§ **Records for this exercise**
* * * *
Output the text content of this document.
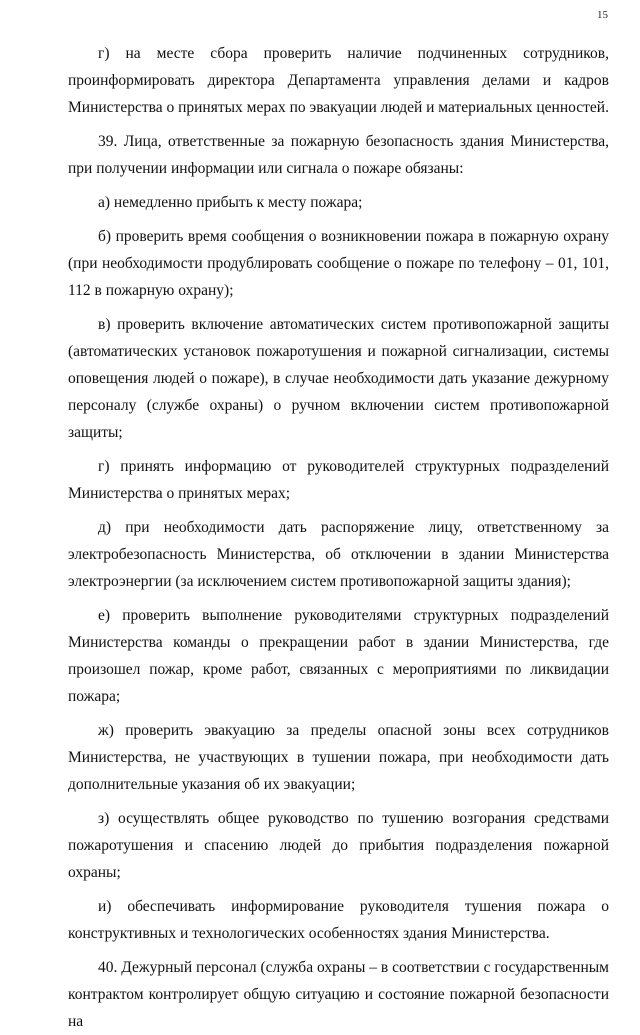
15

г) на месте сбора проверить наличие подчиненных сотрудников, проинформировать директора Департамента управления делами и кадров Министерства о принятых мерах по эвакуации людей и материальных ценностей.

39. Лица, ответственные за пожарную безопасность здания Министерства, при получении информации или сигнала о пожаре обязаны:

а) немедленно прибыть к месту пожара;

б) проверить время сообщения о возникновении пожара в пожарную охрану (при необходимости продублировать сообщение о пожаре по телефону – 01, 101, 112 в пожарную охрану);

в) проверить включение автоматических систем противопожарной защиты (автоматических установок пожаротушения и пожарной сигнализации, системы оповещения людей о пожаре), в случае необходимости дать указание дежурному персоналу (службе охраны) о ручном включении систем противопожарной защиты;

г) принять информацию от руководителей структурных подразделений Министерства о принятых мерах;

д) при необходимости дать распоряжение лицу, ответственному за электробезопасность Министерства, об отключении в здании Министерства электроэнергии (за исключением систем противопожарной защиты здания);

е) проверить выполнение руководителями структурных подразделений Министерства команды о прекращении работ в здании Министерства, где произошел пожар, кроме работ, связанных с мероприятиями по ликвидации пожара;

ж) проверить эвакуацию за пределы опасной зоны всех сотрудников Министерства, не участвующих в тушении пожара, при необходимости дать дополнительные указания об их эвакуации;

з) осуществлять общее руководство по тушению возгорания средствами пожаротушения и спасению людей до прибытия подразделения пожарной охраны;

и) обеспечивать информирование руководителя тушения пожара о конструктивных и технологических особенностях здания Министерства.

40. Дежурный персонал (служба охраны – в соответствии с государственным контрактом контролирует общую ситуацию и состояние пожарной безопасности на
* * * *
§ **What is expected**
Go through the listing above and pull out each line containing the word "пожарную".

§ **The answer**
39. Лица, ответственные за пожарную безопасность здания Министерства, при получении информации или сигнала о пожаре обязаны:
б) проверить время сообщения о возникновении пожара в пожарную охрану (при необходимости продублировать сообщение о пожаре по телефону – 01, 101, 112 в пожарную охрану);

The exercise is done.